(Rows from a dataset)
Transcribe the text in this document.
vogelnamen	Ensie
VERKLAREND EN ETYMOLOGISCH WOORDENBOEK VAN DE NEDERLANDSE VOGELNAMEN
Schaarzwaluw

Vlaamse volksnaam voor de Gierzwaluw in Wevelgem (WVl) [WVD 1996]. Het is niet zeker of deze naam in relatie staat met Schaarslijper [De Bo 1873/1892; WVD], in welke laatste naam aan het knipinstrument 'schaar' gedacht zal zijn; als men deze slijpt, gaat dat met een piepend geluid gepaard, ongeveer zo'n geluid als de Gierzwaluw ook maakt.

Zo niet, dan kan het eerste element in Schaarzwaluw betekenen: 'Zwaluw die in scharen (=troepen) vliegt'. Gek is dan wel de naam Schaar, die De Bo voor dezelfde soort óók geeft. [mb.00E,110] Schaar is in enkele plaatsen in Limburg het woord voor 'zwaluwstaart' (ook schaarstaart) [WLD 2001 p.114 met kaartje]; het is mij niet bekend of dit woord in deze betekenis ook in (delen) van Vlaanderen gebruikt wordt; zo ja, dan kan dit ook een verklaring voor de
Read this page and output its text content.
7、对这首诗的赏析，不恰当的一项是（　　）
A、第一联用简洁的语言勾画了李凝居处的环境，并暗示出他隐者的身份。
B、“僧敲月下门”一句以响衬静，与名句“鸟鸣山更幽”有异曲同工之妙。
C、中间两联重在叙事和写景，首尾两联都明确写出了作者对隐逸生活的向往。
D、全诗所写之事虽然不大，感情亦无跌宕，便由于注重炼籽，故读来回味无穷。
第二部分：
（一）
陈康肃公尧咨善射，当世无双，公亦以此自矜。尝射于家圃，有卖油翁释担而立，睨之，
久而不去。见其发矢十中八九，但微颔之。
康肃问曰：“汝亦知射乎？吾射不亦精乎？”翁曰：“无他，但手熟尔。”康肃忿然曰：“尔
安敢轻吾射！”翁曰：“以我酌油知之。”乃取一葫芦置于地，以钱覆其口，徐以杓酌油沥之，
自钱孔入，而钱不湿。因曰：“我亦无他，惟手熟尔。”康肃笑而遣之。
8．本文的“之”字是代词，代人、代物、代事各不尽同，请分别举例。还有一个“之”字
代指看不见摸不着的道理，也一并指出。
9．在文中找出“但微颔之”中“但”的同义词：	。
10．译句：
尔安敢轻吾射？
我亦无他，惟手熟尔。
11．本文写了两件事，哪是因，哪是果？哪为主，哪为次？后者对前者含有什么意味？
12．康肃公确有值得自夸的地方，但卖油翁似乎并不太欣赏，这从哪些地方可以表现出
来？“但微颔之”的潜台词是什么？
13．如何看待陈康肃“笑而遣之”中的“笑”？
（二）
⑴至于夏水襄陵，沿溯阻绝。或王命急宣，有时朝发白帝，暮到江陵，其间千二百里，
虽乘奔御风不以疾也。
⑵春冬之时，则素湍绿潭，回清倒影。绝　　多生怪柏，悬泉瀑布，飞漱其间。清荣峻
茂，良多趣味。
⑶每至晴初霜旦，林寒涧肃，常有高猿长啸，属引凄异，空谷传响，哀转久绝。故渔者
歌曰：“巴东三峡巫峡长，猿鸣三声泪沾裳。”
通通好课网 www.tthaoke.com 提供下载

**Written problem**
Write out all the entries exactly.

**Problem solution**
Transcribe the text in this document.
vogelnamen	Ensie
VERKLAREND EN ETYMOLOGISCH WOORDENBOEK VAN DE NEDERLANDSE VOGELNAMEN
Schaarzwaluw

Vlaamse volksnaam voor de Gierzwaluw in Wevelgem (WVl) [WVD 1996]. Het is niet zeker of deze naam in relatie staat met Schaarslijper [De Bo 1873/1892; WVD], in welke laatste naam aan het knipinstrument 'schaar' gedacht zal zijn; als men deze slijpt, gaat dat met een piepend geluid gepaard, ongeveer zo'n geluid als de Gierzwaluw ook maakt.

Zo niet, dan kan het eerste element in Schaarzwaluw betekenen: 'Zwaluw die in scharen (=troepen) vliegt'. Gek is dan wel de naam Schaar, die De Bo voor dezelfde soort óók geeft. [mb.00E,110] Schaar is in enkele plaatsen in Limburg het woord voor 'zwaluwstaart' (ook schaarstaart) [WLD 2001 p.114 met kaartje]; het is mij niet bekend of dit woord in deze betekenis ook in (delen) van Vlaanderen gebruikt wordt; zo ja, dan kan dit ook een verklaring voor de
Read this page and output its text content.
7、对这首诗的赏析，不恰当的一项是（　　）
A、第一联用简洁的语言勾画了李凝居处的环境，并暗示出他隐者的身份。
B、“僧敲月下门”一句以响衬静，与名句“鸟鸣山更幽”有异曲同工之妙。
C、中间两联重在叙事和写景，首尾两联都明确写出了作者对隐逸生活的向往。
D、全诗所写之事虽然不大，感情亦无跌宕，便由于注重炼籽，故读来回味无穷。
第二部分：
（一）
陈康肃公尧咨善射，当世无双，公亦以此自矜。尝射于家圃，有卖油翁释担而立，睨之，
久而不去。见其发矢十中八九，但微颔之。
康肃问曰：“汝亦知射乎？吾射不亦精乎？”翁曰：“无他，但手熟尔。”康肃忿然曰：“尔
安敢轻吾射！”翁曰：“以我酌油知之。”乃取一葫芦置于地，以钱覆其口，徐以杓酌油沥之，
自钱孔入，而钱不湿。因曰：“我亦无他，惟手熟尔。”康肃笑而遣之。
8．本文的“之”字是代词，代人、代物、代事各不尽同，请分别举例。还有一个“之”字
代指看不见摸不着的道理，也一并指出。
9．在文中找出“但微颔之”中“但”的同义词：	。
10．译句：
尔安敢轻吾射？
我亦无他，惟手熟尔。
11．本文写了两件事，哪是因，哪是果？哪为主，哪为次？后者对前者含有什么意味？
12．康肃公确有值得自夸的地方，但卖油翁似乎并不太欣赏，这从哪些地方可以表现出
来？“但微颔之”的潜台词是什么？
13．如何看待陈康肃“笑而遣之”中的“笑”？
（二）
⑴至于夏水襄陵，沿溯阻绝。或王命急宣，有时朝发白帝，暮到江陵，其间千二百里，
虽乘奔御风不以疾也。
⑵春冬之时，则素湍绿潭，回清倒影。绝　　多生怪柏，悬泉瀑布，飞漱其间。清荣峻
茂，良多趣味。
⑶每至晴初霜旦，林寒涧肃，常有高猿长啸，属引凄异，空谷传响，哀转久绝。故渔者
歌曰：“巴东三峡巫峡长，猿鸣三声泪沾裳。”
通通好课网 www.tthaoke.com 提供下载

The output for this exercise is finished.